* _Description of the task_: Without omitting anything, retype the data that follows.
·····
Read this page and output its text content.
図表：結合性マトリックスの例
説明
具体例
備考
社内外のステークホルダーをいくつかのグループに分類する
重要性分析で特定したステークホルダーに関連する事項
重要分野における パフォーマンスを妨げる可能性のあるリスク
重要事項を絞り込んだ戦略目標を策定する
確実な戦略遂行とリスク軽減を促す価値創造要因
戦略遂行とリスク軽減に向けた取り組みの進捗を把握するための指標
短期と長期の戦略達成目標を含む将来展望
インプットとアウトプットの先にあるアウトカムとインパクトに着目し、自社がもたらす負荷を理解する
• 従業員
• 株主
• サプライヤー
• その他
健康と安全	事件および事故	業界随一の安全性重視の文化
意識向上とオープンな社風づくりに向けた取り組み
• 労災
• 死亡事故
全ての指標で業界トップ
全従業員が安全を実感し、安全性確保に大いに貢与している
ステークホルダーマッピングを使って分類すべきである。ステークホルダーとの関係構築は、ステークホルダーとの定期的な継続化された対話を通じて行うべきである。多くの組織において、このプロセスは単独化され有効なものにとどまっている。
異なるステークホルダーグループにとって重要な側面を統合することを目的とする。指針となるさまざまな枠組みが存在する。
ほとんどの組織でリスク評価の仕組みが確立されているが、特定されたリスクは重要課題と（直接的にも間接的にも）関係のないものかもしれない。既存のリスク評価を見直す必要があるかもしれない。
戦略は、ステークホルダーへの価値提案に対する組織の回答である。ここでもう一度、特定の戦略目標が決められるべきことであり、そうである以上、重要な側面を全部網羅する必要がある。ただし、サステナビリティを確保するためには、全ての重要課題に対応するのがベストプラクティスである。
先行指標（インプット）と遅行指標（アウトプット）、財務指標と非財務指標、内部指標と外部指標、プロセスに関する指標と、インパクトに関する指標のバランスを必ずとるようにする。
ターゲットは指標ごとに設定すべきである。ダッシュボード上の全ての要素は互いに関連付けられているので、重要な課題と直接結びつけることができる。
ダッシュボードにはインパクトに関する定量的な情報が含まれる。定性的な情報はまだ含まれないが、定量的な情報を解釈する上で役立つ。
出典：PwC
·····
* _Written response_:
Read this page and output its text content.
図表：結合性マトリックスの例
説明
具体例
備考
社内外のステークホルダーをいくつかのグループに分類する
重要性分析で特定したステークホルダーに関連する事項
重要分野における パフォーマンスを妨げる可能性のあるリスク
重要事項を絞り込んだ戦略目標を策定する
確実な戦略遂行とリスク軽減を促す価値創造要因
戦略遂行とリスク軽減に向けた取り組みの進捗を把握するための指標
短期と長期の戦略達成目標を含む将来展望
インプットとアウトプットの先にあるアウトカムとインパクトに着目し、自社がもたらす負荷を理解する
• 従業員
• 株主
• サプライヤー
• その他
健康と安全	事件および事故	業界随一の安全性重視の文化
意識向上とオープンな社風づくりに向けた取り組み
• 労災
• 死亡事故
全ての指標で業界トップ
全従業員が安全を実感し、安全性確保に大いに貢与している
ステークホルダーマッピングを使って分類すべきである。ステークホルダーとの関係構築は、ステークホルダーとの定期的な継続化された対話を通じて行うべきである。多くの組織において、このプロセスは単独化され有効なものにとどまっている。
異なるステークホルダーグループにとって重要な側面を統合することを目的とする。指針となるさまざまな枠組みが存在する。
ほとんどの組織でリスク評価の仕組みが確立されているが、特定されたリスクは重要課題と（直接的にも間接的にも）関係のないものかもしれない。既存のリスク評価を見直す必要があるかもしれない。
戦略は、ステークホルダーへの価値提案に対する組織の回答である。ここでもう一度、特定の戦略目標が決められるべきことであり、そうである以上、重要な側面を全部網羅する必要がある。ただし、サステナビリティを確保するためには、全ての重要課題に対応するのがベストプラクティスである。
先行指標（インプット）と遅行指標（アウトプット）、財務指標と非財務指標、内部指標と外部指標、プロセスに関する指標と、インパクトに関する指標のバランスを必ずとるようにする。
ターゲットは指標ごとに設定すべきである。ダッシュボード上の全ての要素は互いに関連付けられているので、重要な課題と直接結びつけることができる。
ダッシュボードにはインパクトに関する定量的な情報が含まれる。定性的な情報はまだ含まれないが、定量的な情報を解釈する上で役立つ。
出典：PwC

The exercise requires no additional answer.